Taiwan's industrial structure, on the other hand, is built around small and medium-sized enterprises. Such firms are limited in terms of capital and production capacity and so cannot take the market in one fell swoop. Instead, Taiwan's industries found their own niche--low volume and high-quality, diverse product lines and responsiveness to customers. Whether in traditional industries such as shoes or clothing, or in high-tech fields such as semiconductors, Taiwan's firms all exhibit these characteristics.
Huang takes information technology products as an example. In the case of low end monitors (14-and 15-inch), the differences between different clients' products are slight and so monitors can be produced on a large scale. Korea, therefore, has a production advantage. Most of Taiwan's manufacturers, on the other hand, have had to move their facilities to Southeast Asia and mainland China to better compete. But in the case of motherboards, which are the computer's nucleus, the design and features of those of each client are different. In addition, information technology products have a short life-cycle and clients update their products frequently. In this area, South Korea can't compete.
"Taiwanese firms are willing to put in the extra effort to satisfy the differing needs of different customers, something other Asian nations can't do," says Huang. This is also one of the reasons Hewlett-Packard's purchases from Taiwan have grown every year.
Although some time is still needed to fully understand the impact of the depreciation of the won on Taiwan's industry, local firms are girding themselves for battle. The situation in Southeast Asia, however, is very different.
More cooperative than competitive
"Southeast Asia is focused on labor-intensive industries. Its level of development lags behind Taiwan's," says Li Kao-chao. He states that the relationship between Taiwan and Southeast Asia is characterized by a mutually complementary vertical division of labor--Taiwan produces intermediate materials and key components while Southeast Asia relies on its cheaper land and labor to do assembly and export processing. Therefore the relationship between the two is more cooperative than competitive.

Item position entries:
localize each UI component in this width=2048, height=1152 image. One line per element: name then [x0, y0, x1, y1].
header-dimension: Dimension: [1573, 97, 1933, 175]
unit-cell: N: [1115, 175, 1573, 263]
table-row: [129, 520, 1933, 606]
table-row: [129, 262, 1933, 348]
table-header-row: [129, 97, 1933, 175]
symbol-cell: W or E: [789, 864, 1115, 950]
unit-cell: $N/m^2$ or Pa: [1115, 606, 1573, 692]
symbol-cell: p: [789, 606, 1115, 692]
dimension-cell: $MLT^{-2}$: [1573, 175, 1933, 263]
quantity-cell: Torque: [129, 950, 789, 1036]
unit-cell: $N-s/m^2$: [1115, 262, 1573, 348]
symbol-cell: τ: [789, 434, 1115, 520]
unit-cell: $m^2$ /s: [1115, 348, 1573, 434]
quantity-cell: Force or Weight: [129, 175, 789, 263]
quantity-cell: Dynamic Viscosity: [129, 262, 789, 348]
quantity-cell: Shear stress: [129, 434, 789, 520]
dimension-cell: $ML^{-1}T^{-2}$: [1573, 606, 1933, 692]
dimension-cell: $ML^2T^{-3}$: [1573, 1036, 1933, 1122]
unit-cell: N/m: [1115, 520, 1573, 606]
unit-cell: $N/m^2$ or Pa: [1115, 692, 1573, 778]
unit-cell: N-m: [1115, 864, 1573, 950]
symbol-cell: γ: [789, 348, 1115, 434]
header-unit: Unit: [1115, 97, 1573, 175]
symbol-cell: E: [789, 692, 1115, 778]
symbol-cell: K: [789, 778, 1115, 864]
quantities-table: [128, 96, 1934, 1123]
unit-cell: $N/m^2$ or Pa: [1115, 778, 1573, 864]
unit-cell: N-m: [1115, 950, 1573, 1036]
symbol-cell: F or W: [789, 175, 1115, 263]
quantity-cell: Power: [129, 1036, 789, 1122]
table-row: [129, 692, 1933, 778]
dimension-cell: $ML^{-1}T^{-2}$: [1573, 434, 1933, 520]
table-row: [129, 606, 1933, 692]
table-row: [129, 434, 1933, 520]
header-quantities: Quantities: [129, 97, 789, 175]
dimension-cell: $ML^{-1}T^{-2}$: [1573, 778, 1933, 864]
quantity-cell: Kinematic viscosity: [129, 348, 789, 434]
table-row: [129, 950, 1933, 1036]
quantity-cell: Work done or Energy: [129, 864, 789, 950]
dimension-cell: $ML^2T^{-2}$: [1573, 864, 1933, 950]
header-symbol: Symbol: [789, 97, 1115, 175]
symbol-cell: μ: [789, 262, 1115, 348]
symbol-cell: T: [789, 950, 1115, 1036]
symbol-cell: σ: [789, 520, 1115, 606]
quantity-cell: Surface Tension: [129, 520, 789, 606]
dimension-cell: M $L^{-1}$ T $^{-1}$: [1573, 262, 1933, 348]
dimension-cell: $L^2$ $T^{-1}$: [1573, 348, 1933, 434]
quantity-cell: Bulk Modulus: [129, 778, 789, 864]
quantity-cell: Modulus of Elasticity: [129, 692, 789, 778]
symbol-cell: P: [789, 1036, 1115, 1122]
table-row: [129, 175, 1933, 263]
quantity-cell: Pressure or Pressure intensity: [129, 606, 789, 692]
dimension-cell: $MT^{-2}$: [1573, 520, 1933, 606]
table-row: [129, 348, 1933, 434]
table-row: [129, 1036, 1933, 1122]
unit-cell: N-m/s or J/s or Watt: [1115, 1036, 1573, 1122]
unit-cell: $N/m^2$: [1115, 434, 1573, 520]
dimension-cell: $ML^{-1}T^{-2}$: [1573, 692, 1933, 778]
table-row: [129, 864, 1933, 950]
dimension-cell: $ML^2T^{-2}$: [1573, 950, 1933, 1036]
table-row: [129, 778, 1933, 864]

• **PARTS OF THE EXERCISE**:
(1) Rewrite the paragraph of the text on Taiwan's industry that begins "Huang takes information technology products as an example" as a brief list, keeping its main facts.
(2) In the text on Taiwan's industry, what does Taiwan produce in its division of labor with Southeast Asia?
(3) Pick up the text on Taiwan's industry and continue it from the point where it stops.
The items are separate material and are unrelated to the text on Taiwan's industry.

• **EXPECTED RESULTS**:
(1)
- Huang uses information technology products as an example.
- Low-end monitors (14- and 15-inch) differ little between clients, so they can be mass-produced. This gives Korea a production advantage.
- Most Taiwanese monitor makers have moved production to Southeast Asia and mainland China to compete.
- Motherboards, the computer's nucleus, differ in design and features from client to client.
- Information technology products have short life-cycles, and clients update them often.
- South Korea cannot compete in this area.

(2) Intermediate materials and key components.

(3)
According to research by the Taiwan Institute of Economic Research, sharp depreciation in the currencies of Southeast Asia will have a relatively strong impact on only a few traditional export industries such as lumber, furniture, leather, rubber and textiles. But these industries only account for a very small proportion of Taiwan's exports and their influence on Taiwan's economy is slight.
However, many of the Taiwanese firms that have relocated production to Southeast Asia still buy intermediate materials and equipment from Taiwan. In addition, as those local economies prospered, they imported a large amount of consumer goods from Taiwan. This has led to Southeast Asia becoming Taiwan's fourth largest export market, after the US, mainland China, and Europe. Last year, it accounted for 12% of Taiwan's exports, of which half were intermediate materials for export processing.
Put another way, Taiwan shouldn't be worrying about greater SoutheastAsian competitiveness in exports eroding its own share of the global market. Instead, Taiwan should be worried that if Southeast Asia's exports stagnate and its economies bottom out, Taiwan won't be able to sell anything to it.
Put another way, Southeast Asia simply can't compete very well with Taiwan and, in fact, competes with the mainland. Many scholars cite 1994's33% devaluation of the mainland's currency, the Renminbi (RMB), as one of the factors which sparked the current Asian financial turmoil. The devaluation of the RMB increased the competitiveness of the mainland's exports, taking some of the wind out of Southeast Asia's sails. Now the worm has turned and it is the mainland that is sacrificing export competitiveness to protect its currency. The many thousands of Taiwan's firms for which the mainland is a primary market and production base "are all in the same boat" and the seriousness of their situation cannot be understated.
Take Yi Jinn, which produces textured yarns, for example. The mainland market accounts for 30% of its operating revenues and most of its customers there are Taiwanese exporters. Since the financial storm began, the company has seen its mainland China orders drop by 20~30%, causing its operating revenues to drop by nearly 10%.
Data shows that last year, Taiwan's trade surplus with Hong Kong (and the mainland) was a record-setting US$26 billion, three and a half times Taiwan's overall trade surplus of US$7.6 billion. The situation is the same as that in Southeast Asia in that the overwhelming majority of the products Taisells to the mainland are intermediate materials which are purchased by Taiwanese firms doing export processing. If the competitiveness of the mainland's exports begins to weaken and the trouble spreads to Taiwanese firms, it is possible that Taiwan could begin running a trade deficit.
The good news is that many Taiwanese firms, whether they are engaged in sales or production, are employing a "double down" strategy in Southeast Asia and the mainland. If mainland demand shrinks, then these firms will throw themselves into opening up Southeast Asian markets to make up for lost mainland revenues. If production costs drop in Southeast Asia, then they will transfer a portion of their production there. By distributing their risk, no matter where these firms are producing or selling their goods, money is going to continue to flow into their pockets.
Positive, but for how long?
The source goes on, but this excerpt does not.